◆ Given instruction ◆
Copy the material that follows word for word and omit its pictures.

◆ Source records ◆
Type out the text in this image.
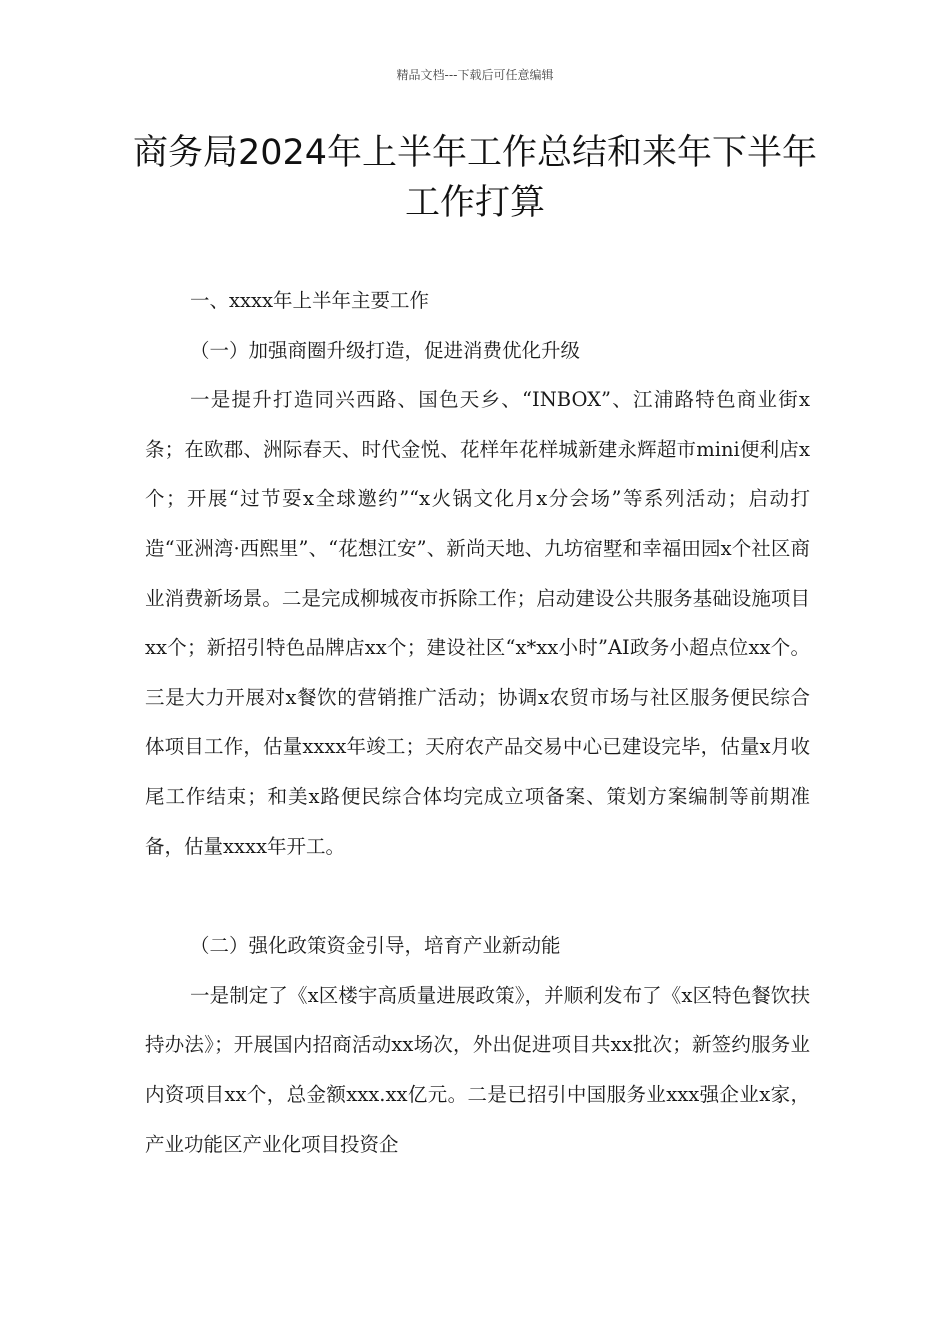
精品文档---下载后可任意编辑
商务局2024年上半年工作总结和来年下半年工作打算

一、xxxx年上半年主要工作

（一）加强商圈升级打造，促进消费优化升级

一是提升打造同兴西路、国色天乡、“INBOX”、江浦路特色商业街x条；在欧郡、洲际春天、时代金悦、花样年花样城新建永辉超市mini便利店x个；开展“过节耍x全球邀约”“x火锅文化月x分会场”等系列活动；启动打造“亚洲湾·西熙里”、“花想江安”、新尚天地、九坊宿墅和幸福田园x个社区商业消费新场景。二是完成柳城夜市拆除工作；启动建设公共服务基础设施项目xx个；新招引特色品牌店xx个；建设社区“x*xx小时”AI政务小超点位xx个。三是大力开展对x餐饮的营销推广活动；协调x农贸市场与社区服务便民综合体项目工作，估量xxxx年竣工；天府农产品交易中心已建设完毕，估量x月收尾工作结束；和美x路便民综合体均完成立项备案、策划方案编制等前期准备，估量xxxx年开工。

（二）强化政策资金引导，培育产业新动能

一是制定了《x区楼宇高质量进展政策》，并顺利发布了《x区特色餐饮扶持办法》；开展国内招商活动xx场次，外出促进项目共xx批次；新签约服务业内资项目xx个，总金额xxx.xx亿元。二是已招引中国服务业xxx强企业x家，产业功能区产业化项目投资企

◆ Worked solution ◆
Type out the text in this image.
精品文档---下载后可任意编辑
商务局2024年上半年工作总结和来年下半年工作打算

一、xxxx年上半年主要工作

（一）加强商圈升级打造，促进消费优化升级

一是提升打造同兴西路、国色天乡、“INBOX”、江浦路特色商业街x条；在欧郡、洲际春天、时代金悦、花样年花样城新建永辉超市mini便利店x个；开展“过节耍x全球邀约”“x火锅文化月x分会场”等系列活动；启动打造“亚洲湾·西熙里”、“花想江安”、新尚天地、九坊宿墅和幸福田园x个社区商业消费新场景。二是完成柳城夜市拆除工作；启动建设公共服务基础设施项目xx个；新招引特色品牌店xx个；建设社区“x*xx小时”AI政务小超点位xx个。三是大力开展对x餐饮的营销推广活动；协调x农贸市场与社区服务便民综合体项目工作，估量xxxx年竣工；天府农产品交易中心已建设完毕，估量x月收尾工作结束；和美x路便民综合体均完成立项备案、策划方案编制等前期准备，估量xxxx年开工。

（二）强化政策资金引导，培育产业新动能

一是制定了《x区楼宇高质量进展政策》，并顺利发布了《x区特色餐饮扶持办法》；开展国内招商活动xx场次，外出促进项目共xx批次；新签约服务业内资项目xx个，总金额xxx.xx亿元。二是已招引中国服务业xxx强企业x家，产业功能区产业化项目投资企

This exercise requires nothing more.